┌─ RAW RECORDS

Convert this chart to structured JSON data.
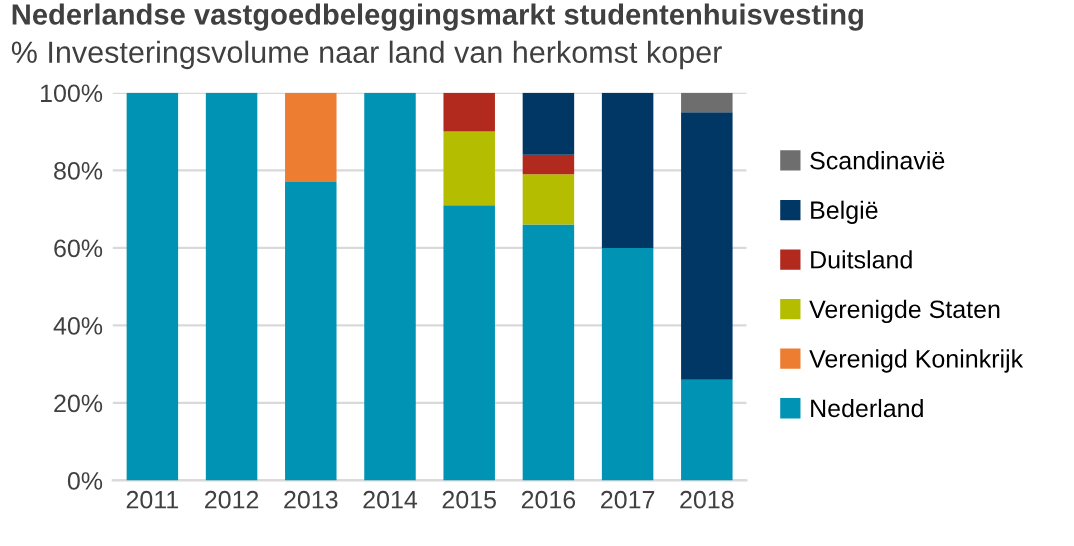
{
  "chart_data": {
    "type": "bar",
    "stacked": true,
    "title": "Nederlandse vastgoedbeleggingsmarkt studentenhuisvesting",
    "subtitle": "% Investeringsvolume naar land van herkomst koper",
    "categories": [
      "2011",
      "2012",
      "2013",
      "2014",
      "2015",
      "2016",
      "2017",
      "2018"
    ],
    "series": [
      {
        "name": "Nederland",
        "color": "#0093b4",
        "values": [
          100,
          100,
          77,
          100,
          71,
          66,
          60,
          26
        ]
      },
      {
        "name": "Verenigd Koninkrijk",
        "color": "#ed7d31",
        "values": [
          0,
          0,
          23,
          0,
          0,
          0,
          0,
          0
        ]
      },
      {
        "name": "Verenigde Staten",
        "color": "#b4bd00",
        "values": [
          0,
          0,
          0,
          0,
          19,
          13,
          0,
          0
        ]
      },
      {
        "name": "Duitsland",
        "color": "#b22a1e",
        "values": [
          0,
          0,
          0,
          0,
          10,
          5,
          0,
          0
        ]
      },
      {
        "name": "België",
        "color": "#003764",
        "values": [
          0,
          0,
          0,
          0,
          0,
          16,
          40,
          69
        ]
      },
      {
        "name": "Scandinavië",
        "color": "#6e6e6e",
        "values": [
          0,
          0,
          0,
          0,
          0,
          0,
          0,
          5
        ]
      }
    ],
    "ylim": [
      0,
      100
    ],
    "yticks": [
      {
        "value": 0,
        "label": "0%"
      },
      {
        "value": 20,
        "label": "20%"
      },
      {
        "value": 40,
        "label": "40%"
      },
      {
        "value": 60,
        "label": "60%"
      },
      {
        "value": 80,
        "label": "80%"
      },
      {
        "value": 100,
        "label": "100%"
      }
    ],
    "grid": "y",
    "legend": "right"
  }
}
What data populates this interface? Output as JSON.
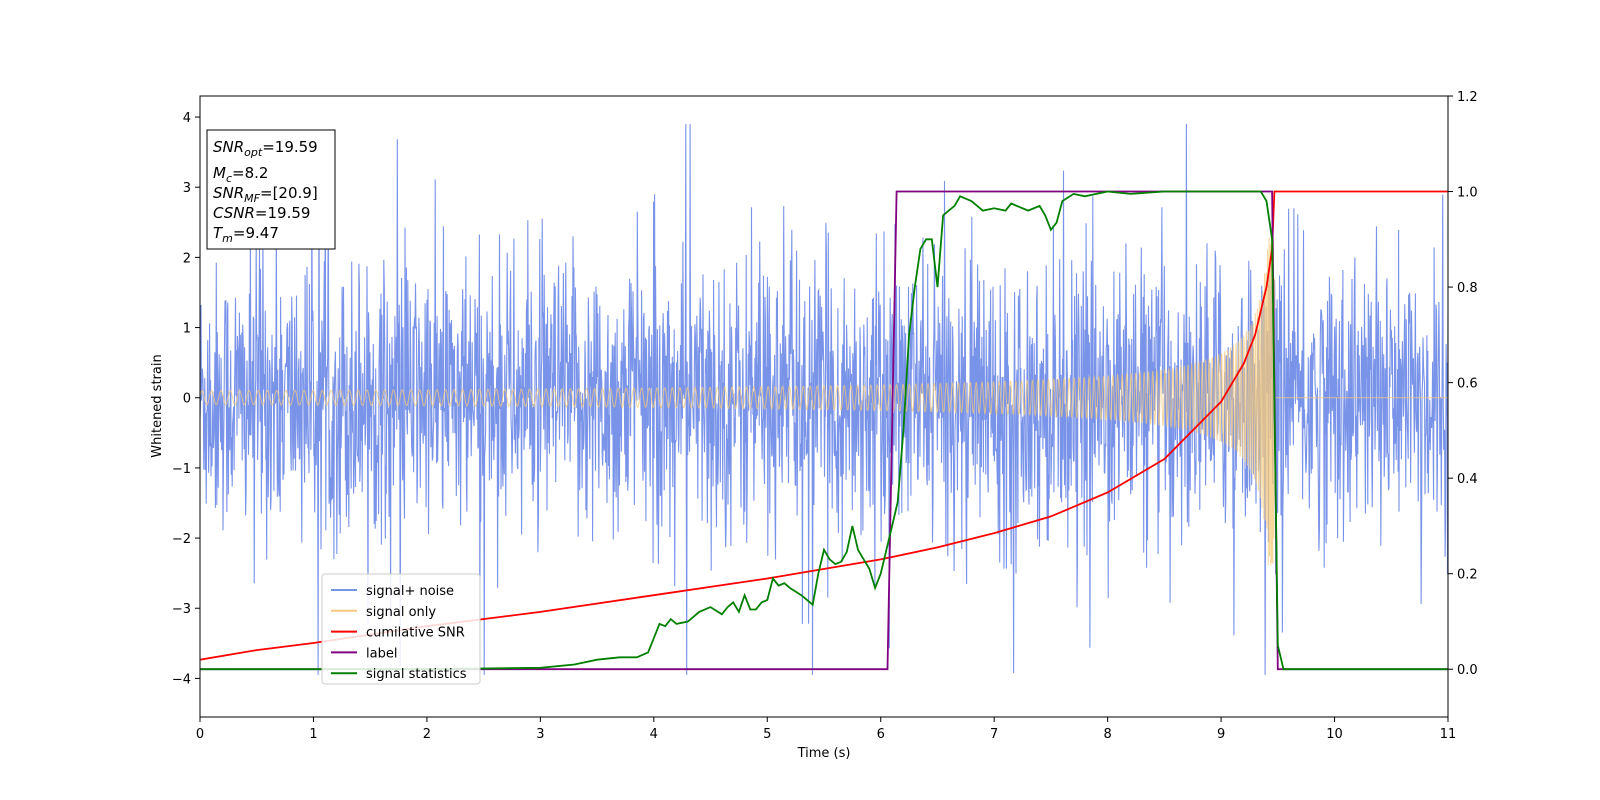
{
  "chart_data": {
    "type": "line",
    "xlabel": "Time (s)",
    "ylabel": "Whitened strain",
    "xlim": [
      0,
      11
    ],
    "ylim_left": [
      -4.55,
      4.3
    ],
    "ylim_right": [
      -0.1,
      1.2
    ],
    "xticks": [
      "0",
      "1",
      "2",
      "3",
      "4",
      "5",
      "6",
      "7",
      "8",
      "9",
      "10",
      "11"
    ],
    "yticks_left": [
      "−4",
      "−3",
      "−2",
      "−1",
      "0",
      "1",
      "2",
      "3",
      "4"
    ],
    "yticks_right": [
      "0.0",
      "0.2",
      "0.4",
      "0.6",
      "0.8",
      "1.0",
      "1.2"
    ],
    "info_box": {
      "snr_opt": {
        "symbol": "SNR",
        "sub": "opt",
        "value": "=19.59"
      },
      "mc": {
        "symbol": "M",
        "sub": "c",
        "value": "=8.2"
      },
      "snr_mf": {
        "symbol": "SNR",
        "sub": "MF",
        "value": "=[20.9]"
      },
      "csnr": {
        "symbol": "CSNR",
        "value": "=19.59"
      },
      "tm": {
        "symbol": "T",
        "sub": "m",
        "value": "=9.47"
      }
    },
    "series": [
      {
        "name": "signal+ noise",
        "axis": "left",
        "color": "#7993e9",
        "description_values": {
          "noise_range": [
            -4.0,
            3.9
          ]
        }
      },
      {
        "name": "signal only",
        "axis": "left",
        "color": "#f5c97a",
        "merger_time": 9.47
      },
      {
        "name": "cumilative SNR",
        "axis": "right",
        "color": "#ff0000",
        "x": [
          0,
          0.5,
          1,
          2,
          3,
          4,
          5,
          6,
          6.5,
          7,
          7.5,
          8,
          8.5,
          9,
          9.2,
          9.3,
          9.4,
          9.45,
          9.47,
          11
        ],
        "values": [
          0.02,
          0.04,
          0.055,
          0.09,
          0.12,
          0.155,
          0.19,
          0.23,
          0.255,
          0.285,
          0.32,
          0.37,
          0.44,
          0.56,
          0.64,
          0.7,
          0.8,
          0.88,
          1.0,
          1.0
        ]
      },
      {
        "name": "label",
        "axis": "right",
        "color": "#800080",
        "x": [
          0,
          6.06,
          6.14,
          9.45,
          9.5,
          11
        ],
        "values": [
          0,
          0,
          1,
          1,
          0,
          0
        ]
      },
      {
        "name": "signal statistics",
        "axis": "right",
        "color": "#008000",
        "x": [
          0,
          1,
          2,
          3,
          3.3,
          3.5,
          3.7,
          3.85,
          3.95,
          4.0,
          4.05,
          4.1,
          4.15,
          4.2,
          4.3,
          4.4,
          4.5,
          4.6,
          4.65,
          4.7,
          4.75,
          4.8,
          4.85,
          4.9,
          4.95,
          5.0,
          5.05,
          5.1,
          5.15,
          5.2,
          5.3,
          5.4,
          5.45,
          5.5,
          5.55,
          5.6,
          5.65,
          5.7,
          5.75,
          5.8,
          5.85,
          5.9,
          5.95,
          6.0,
          6.05,
          6.1,
          6.15,
          6.2,
          6.25,
          6.3,
          6.35,
          6.4,
          6.45,
          6.5,
          6.55,
          6.6,
          6.65,
          6.7,
          6.8,
          6.9,
          7.0,
          7.1,
          7.15,
          7.2,
          7.3,
          7.4,
          7.45,
          7.5,
          7.55,
          7.6,
          7.7,
          7.8,
          7.9,
          8.0,
          8.2,
          8.5,
          8.8,
          9.0,
          9.2,
          9.3,
          9.35,
          9.4,
          9.45,
          9.5,
          9.55,
          9.6,
          10,
          11
        ],
        "values": [
          0,
          0,
          0,
          0.003,
          0.01,
          0.02,
          0.025,
          0.025,
          0.035,
          0.065,
          0.095,
          0.09,
          0.105,
          0.095,
          0.1,
          0.12,
          0.13,
          0.115,
          0.13,
          0.14,
          0.12,
          0.155,
          0.125,
          0.125,
          0.14,
          0.145,
          0.19,
          0.175,
          0.18,
          0.17,
          0.155,
          0.135,
          0.2,
          0.25,
          0.23,
          0.22,
          0.225,
          0.245,
          0.3,
          0.25,
          0.23,
          0.21,
          0.17,
          0.2,
          0.25,
          0.3,
          0.35,
          0.5,
          0.7,
          0.8,
          0.88,
          0.9,
          0.9,
          0.8,
          0.95,
          0.96,
          0.97,
          0.99,
          0.98,
          0.96,
          0.965,
          0.96,
          0.975,
          0.97,
          0.96,
          0.97,
          0.95,
          0.92,
          0.935,
          0.98,
          0.995,
          0.99,
          0.995,
          1.0,
          0.995,
          1.0,
          1.0,
          1.0,
          1.0,
          1.0,
          1.0,
          0.98,
          0.9,
          0.05,
          0.0,
          0.0,
          0.0,
          0.0
        ]
      }
    ],
    "legend": {
      "placement": "lower-left",
      "entries": [
        "signal+ noise",
        "signal only",
        "cumilative SNR",
        "label",
        "signal statistics"
      ]
    }
  }
}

└─

• [EXERCISE GOAL]: Go through the listing above and locate each line that holds the word "color". Copy those lines.

• [SOLVED PROBLEM]:
        "color": "#0093b4",
        "color": "#ed7d31",
        "color": "#b4bd00",
        "color": "#b22a1e",
        "color": "#003764",
        "color": "#6e6e6e",
        "color": "#7993e9",
        "color": "#f5c97a",
        "color": "#ff0000",
        "color": "#800080",
        "color": "#008000",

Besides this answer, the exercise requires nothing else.